___ THE RECORDS ___
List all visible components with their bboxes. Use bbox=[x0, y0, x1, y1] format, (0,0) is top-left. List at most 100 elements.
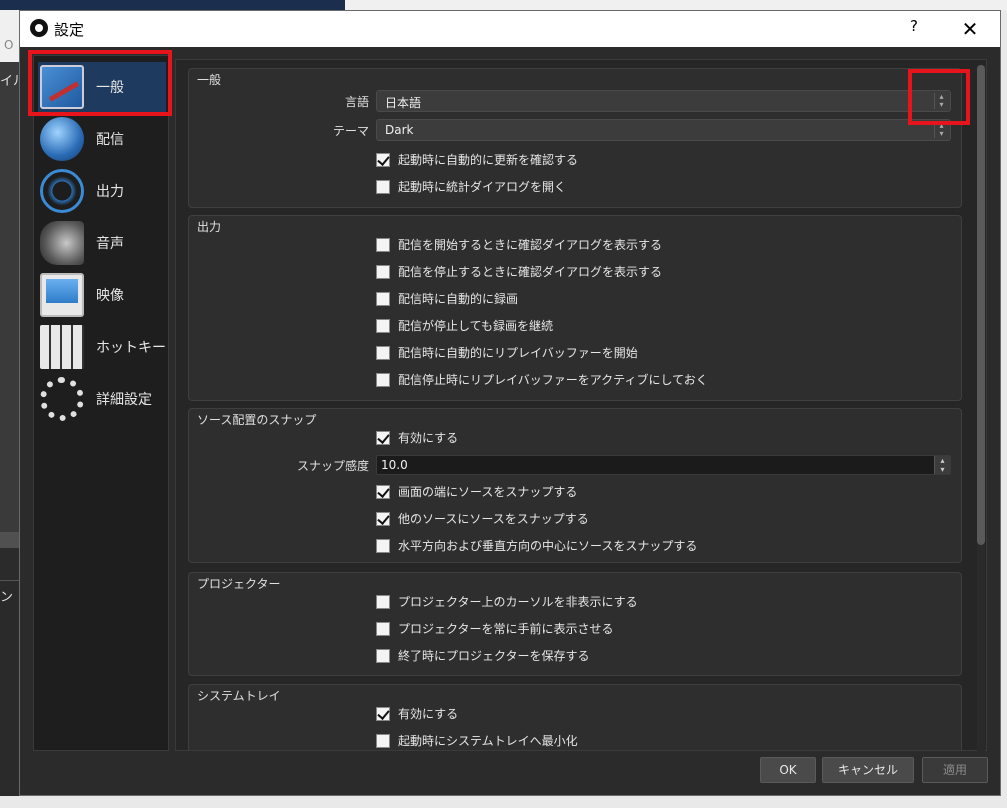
sidebar-item-stream[interactable]: 配信 bbox=[38, 114, 166, 164]
sidebar-item-advanced[interactable]: 詳細設定 bbox=[38, 374, 166, 424]
checkbox-label: プロジェクター上のカーソルを非表示にする bbox=[398, 595, 638, 609]
checkbox-label: 起動時にシステムトレイへ最小化 bbox=[398, 734, 578, 748]
background-bottom-edge bbox=[0, 796, 1007, 808]
check-updates-checkbox[interactable]: 起動時に自動的に更新を確認する bbox=[376, 151, 578, 168]
theme-value: Dark bbox=[385, 123, 414, 137]
highlight-box-language-dropdown bbox=[908, 69, 970, 125]
sidebar-item-output[interactable]: 出力 bbox=[38, 166, 166, 216]
checkbox-label: 有効にする bbox=[398, 431, 459, 445]
snapping-enable-checkbox[interactable]: 有効にする bbox=[376, 429, 458, 446]
sidebar-item-label: ホットキー bbox=[96, 340, 166, 356]
snap-sensitivity-spinbox[interactable]: 10.0 ▴ ▾ bbox=[376, 455, 951, 475]
stream-icon bbox=[40, 117, 84, 161]
checkbox-unchecked-icon bbox=[376, 345, 390, 360]
minimize-to-tray-checkbox[interactable]: 起動時にシステムトレイへ最小化 bbox=[376, 732, 578, 749]
checkbox-checked-icon bbox=[376, 152, 390, 167]
snap-screen-edges-checkbox[interactable]: 画面の端にソースをスナップする bbox=[376, 483, 577, 500]
video-icon bbox=[40, 273, 84, 317]
background-left-mid bbox=[0, 62, 20, 532]
background-right-edge bbox=[1000, 10, 1007, 808]
checkbox-unchecked-icon bbox=[376, 648, 390, 663]
checkbox-unchecked-icon bbox=[376, 594, 390, 609]
language-label: 言語 bbox=[344, 95, 369, 109]
language-select[interactable]: 日本語 ▴ ▾ bbox=[376, 90, 951, 112]
snap-center-checkbox[interactable]: 水平方向および垂直方向の中心にソースをスナップする bbox=[376, 537, 697, 554]
settings-content-panel: 一般 言語 日本語 ▴ ▾ テーマ Dark ▴ ▾ 起動時に自動的に更新を確認する… bbox=[175, 59, 987, 751]
checkbox-label: 他のソースにソースをスナップする bbox=[398, 512, 589, 526]
checkbox-label: 配信停止時にリプレイバッファーをアクティブにしておく bbox=[398, 373, 708, 387]
scrollbar-thumb[interactable] bbox=[977, 65, 985, 545]
checkbox-unchecked-icon bbox=[376, 291, 390, 306]
background-text: O bbox=[4, 38, 14, 52]
checkbox-label: プロジェクターを常に手前に表示させる bbox=[398, 622, 614, 636]
system-tray-group: システムトレイ 有効にする 起動時にシステムトレイへ最小化 bbox=[188, 684, 962, 750]
checkbox-unchecked-icon bbox=[376, 237, 390, 252]
save-projectors-checkbox[interactable]: 終了時にプロジェクターを保存する bbox=[376, 647, 590, 664]
projector-always-on-top-checkbox[interactable]: プロジェクターを常に手前に表示させる bbox=[376, 620, 614, 637]
checkbox-label: 水平方向および垂直方向の中心にソースをスナップする bbox=[398, 539, 698, 553]
theme-select[interactable]: Dark ▴ ▾ bbox=[376, 119, 951, 141]
theme-label: テーマ bbox=[332, 124, 369, 138]
content-scrollbar[interactable] bbox=[977, 65, 985, 751]
snap-sensitivity-value: 10.0 bbox=[381, 458, 408, 472]
checkbox-label: 配信を停止するときに確認ダイアログを表示する bbox=[398, 265, 663, 279]
sidebar-item-label: 音声 bbox=[96, 236, 124, 252]
checkbox-unchecked-icon bbox=[376, 538, 390, 553]
checkbox-checked-icon bbox=[376, 484, 390, 499]
checkbox-label: 有効にする bbox=[398, 707, 459, 721]
apply-button[interactable]: 適用 bbox=[922, 757, 988, 783]
checkbox-label: 起動時に統計ダイアログを開く bbox=[398, 180, 567, 194]
group-title: プロジェクター bbox=[197, 577, 281, 591]
checkbox-label: 配信時に自動的に録画 bbox=[398, 292, 519, 306]
hotkey-icon bbox=[40, 325, 84, 369]
background-left-bar bbox=[0, 532, 20, 548]
snap-sensitivity-label: スナップ感度 bbox=[296, 459, 369, 473]
checkbox-checked-icon bbox=[376, 511, 390, 526]
audio-icon bbox=[40, 221, 84, 265]
confirm-start-stream-checkbox[interactable]: 配信を開始するときに確認ダイアログを表示する bbox=[376, 236, 662, 253]
sidebar-item-label: 出力 bbox=[96, 184, 124, 200]
hide-projector-cursor-checkbox[interactable]: プロジェクター上のカーソルを非表示にする bbox=[376, 593, 638, 610]
group-title: システムトレイ bbox=[197, 689, 281, 703]
system-tray-enable-checkbox[interactable]: 有効にする bbox=[376, 705, 458, 722]
help-button[interactable]: ? bbox=[902, 17, 926, 41]
close-button[interactable]: ✕ bbox=[952, 15, 988, 43]
keep-recording-checkbox[interactable]: 配信が停止しても録画を継続 bbox=[376, 317, 553, 334]
checkbox-unchecked-icon bbox=[376, 264, 390, 279]
highlight-box-general bbox=[28, 50, 172, 116]
checkbox-unchecked-icon bbox=[376, 621, 390, 636]
background-left-lower bbox=[0, 580, 20, 780]
output-group: 出力 配信を開始するときに確認ダイアログを表示する 配信を停止するときに確認ダイ… bbox=[188, 215, 962, 401]
ok-button[interactable]: OK bbox=[760, 757, 816, 783]
open-stats-checkbox[interactable]: 起動時に統計ダイアログを開く bbox=[376, 178, 566, 195]
confirm-stop-stream-checkbox[interactable]: 配信を停止するときに確認ダイアログを表示する bbox=[376, 263, 662, 280]
group-title: ソース配置のスナップ bbox=[197, 413, 317, 427]
snap-other-sources-checkbox[interactable]: 他のソースにソースをスナップする bbox=[376, 510, 589, 527]
sidebar-item-label: 詳細設定 bbox=[96, 392, 152, 408]
cancel-button[interactable]: キャンセル bbox=[822, 757, 914, 783]
background-text: ン bbox=[0, 590, 14, 605]
dialog-titlebar: 設定 ? ✕ bbox=[20, 11, 1000, 47]
projectors-group: プロジェクター プロジェクター上のカーソルを非表示にする プロジェクターを常に手… bbox=[188, 572, 962, 676]
checkbox-unchecked-icon bbox=[376, 179, 390, 194]
checkbox-unchecked-icon bbox=[376, 318, 390, 333]
sidebar-item-audio[interactable]: 音声 bbox=[38, 218, 166, 268]
settings-dialog: 設定 ? ✕ 一般 配信 出力 音声 映像 ホットキー 詳細設定 一般 言語 日… bbox=[19, 10, 1001, 796]
group-title: 出力 bbox=[197, 220, 222, 234]
background-left-top: O bbox=[0, 10, 20, 62]
dialog-title: 設定 bbox=[54, 21, 85, 39]
sidebar-item-hotkeys[interactable]: ホットキー bbox=[38, 322, 166, 372]
keep-replay-buffer-checkbox[interactable]: 配信停止時にリプレイバッファーをアクティブにしておく bbox=[376, 371, 708, 388]
general-group: 一般 言語 日本語 ▴ ▾ テーマ Dark ▴ ▾ 起動時に自動的に更新を確認する… bbox=[188, 68, 962, 208]
group-title: 一般 bbox=[197, 73, 222, 87]
auto-record-checkbox[interactable]: 配信時に自動的に録画 bbox=[376, 290, 518, 307]
updown-arrows-icon[interactable]: ▴ ▾ bbox=[934, 456, 950, 474]
sidebar-item-label: 配信 bbox=[96, 132, 124, 148]
snapping-group: ソース配置のスナップ 有効にする スナップ感度 10.0 ▴ ▾ 画面の端にソース… bbox=[188, 408, 962, 563]
checkbox-checked-icon bbox=[376, 706, 390, 721]
checkbox-checked-icon bbox=[376, 430, 390, 445]
auto-replay-buffer-checkbox[interactable]: 配信時に自動的にリプレイバッファーを開始 bbox=[376, 344, 638, 361]
checkbox-label: 配信時に自動的にリプレイバッファーを開始 bbox=[398, 346, 638, 360]
sidebar-item-video[interactable]: 映像 bbox=[38, 270, 166, 320]
background-window-edge bbox=[345, 0, 1007, 10]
___
> _WHAT IS REQUIRED_
Render the lines as a JSON list of strings, one string per line, starting with the line containing "sidebar-item-stream[interactable]: 配信 bbox=[38, 114, 166, 164]" and going on through the line containing "snap-sensitivity-spinbox[interactable]: 10.0 ▴". Include both of those lines and leave out any blank ones.

> _FINAL RESULT_
[
  "sidebar-item-stream[interactable]: 配信 bbox=[38, 114, 166, 164]",
  "sidebar-item-advanced[interactable]: 詳細設定 bbox=[38, 374, 166, 424]",
  "checkbox-label: プロジェクター上のカーソルを非表示にする bbox=[398, 595, 638, 609]",
  "checkbox-label: 起動時にシステムトレイへ最小化 bbox=[398, 734, 578, 748]",
  "background-bottom-edge bbox=[0, 796, 1007, 808]",
  "check-updates-checkbox[interactable]: 起動時に自動的に更新を確認する bbox=[376, 151, 578, 168]",
  "theme-value: Dark bbox=[385, 123, 414, 137]",
  "highlight-box-language-dropdown bbox=[908, 69, 970, 125]",
  "sidebar-item-output[interactable]: 出力 bbox=[38, 166, 166, 216]",
  "checkbox-label: 有効にする bbox=[398, 431, 459, 445]",
  "snapping-enable-checkbox[interactable]: 有効にする bbox=[376, 429, 458, 446]",
  "sidebar-item-label: ホットキー bbox=[96, 340, 166, 356]",
  "snap-sensitivity-spinbox[interactable]: 10.0 ▴ ▾ bbox=[376, 455, 951, 475]"
]